## What is asked
Write out all the data again, exactly as it stands.

## Provided entries
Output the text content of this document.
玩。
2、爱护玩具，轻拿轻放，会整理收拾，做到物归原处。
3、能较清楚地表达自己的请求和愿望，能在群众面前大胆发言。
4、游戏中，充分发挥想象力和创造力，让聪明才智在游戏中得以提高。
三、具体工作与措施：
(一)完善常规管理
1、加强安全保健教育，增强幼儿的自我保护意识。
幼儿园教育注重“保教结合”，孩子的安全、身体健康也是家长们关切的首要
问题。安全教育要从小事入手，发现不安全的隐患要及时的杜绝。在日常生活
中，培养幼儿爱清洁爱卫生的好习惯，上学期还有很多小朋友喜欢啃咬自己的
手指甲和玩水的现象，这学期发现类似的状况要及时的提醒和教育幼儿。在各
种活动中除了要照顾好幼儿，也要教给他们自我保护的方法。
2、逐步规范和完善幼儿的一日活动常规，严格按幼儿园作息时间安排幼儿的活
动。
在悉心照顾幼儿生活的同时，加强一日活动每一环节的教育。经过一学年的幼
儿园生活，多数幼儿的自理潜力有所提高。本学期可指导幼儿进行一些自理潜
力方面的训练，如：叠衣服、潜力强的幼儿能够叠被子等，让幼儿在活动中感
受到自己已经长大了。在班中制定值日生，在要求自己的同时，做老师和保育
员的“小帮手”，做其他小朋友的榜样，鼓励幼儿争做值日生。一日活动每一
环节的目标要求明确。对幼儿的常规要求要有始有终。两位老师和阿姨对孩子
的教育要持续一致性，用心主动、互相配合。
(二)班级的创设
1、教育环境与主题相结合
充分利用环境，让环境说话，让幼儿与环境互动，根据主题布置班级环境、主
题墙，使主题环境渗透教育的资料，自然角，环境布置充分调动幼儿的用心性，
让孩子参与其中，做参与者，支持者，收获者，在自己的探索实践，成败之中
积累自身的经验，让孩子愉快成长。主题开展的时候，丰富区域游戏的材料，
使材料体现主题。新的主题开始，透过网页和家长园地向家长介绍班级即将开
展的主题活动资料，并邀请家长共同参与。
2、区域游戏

## Answer for the task
Output the text content of this document.
玩。
2、爱护玩具，轻拿轻放，会整理收拾，做到物归原处。
3、能较清楚地表达自己的请求和愿望，能在群众面前大胆发言。
4、游戏中，充分发挥想象力和创造力，让聪明才智在游戏中得以提高。
三、具体工作与措施：
(一)完善常规管理
1、加强安全保健教育，增强幼儿的自我保护意识。
幼儿园教育注重“保教结合”，孩子的安全、身体健康也是家长们关切的首要
问题。安全教育要从小事入手，发现不安全的隐患要及时的杜绝。在日常生活
中，培养幼儿爱清洁爱卫生的好习惯，上学期还有很多小朋友喜欢啃咬自己的
手指甲和玩水的现象，这学期发现类似的状况要及时的提醒和教育幼儿。在各
种活动中除了要照顾好幼儿，也要教给他们自我保护的方法。
2、逐步规范和完善幼儿的一日活动常规，严格按幼儿园作息时间安排幼儿的活
动。
在悉心照顾幼儿生活的同时，加强一日活动每一环节的教育。经过一学年的幼
儿园生活，多数幼儿的自理潜力有所提高。本学期可指导幼儿进行一些自理潜
力方面的训练，如：叠衣服、潜力强的幼儿能够叠被子等，让幼儿在活动中感
受到自己已经长大了。在班中制定值日生，在要求自己的同时，做老师和保育
员的“小帮手”，做其他小朋友的榜样，鼓励幼儿争做值日生。一日活动每一
环节的目标要求明确。对幼儿的常规要求要有始有终。两位老师和阿姨对孩子
的教育要持续一致性，用心主动、互相配合。
(二)班级的创设
1、教育环境与主题相结合
充分利用环境，让环境说话，让幼儿与环境互动，根据主题布置班级环境、主
题墙，使主题环境渗透教育的资料，自然角，环境布置充分调动幼儿的用心性，
让孩子参与其中，做参与者，支持者，收获者，在自己的探索实践，成败之中
积累自身的经验，让孩子愉快成长。主题开展的时候，丰富区域游戏的材料，
使材料体现主题。新的主题开始，透过网页和家长园地向家长介绍班级即将开
展的主题活动资料，并邀请家长共同参与。
2、区域游戏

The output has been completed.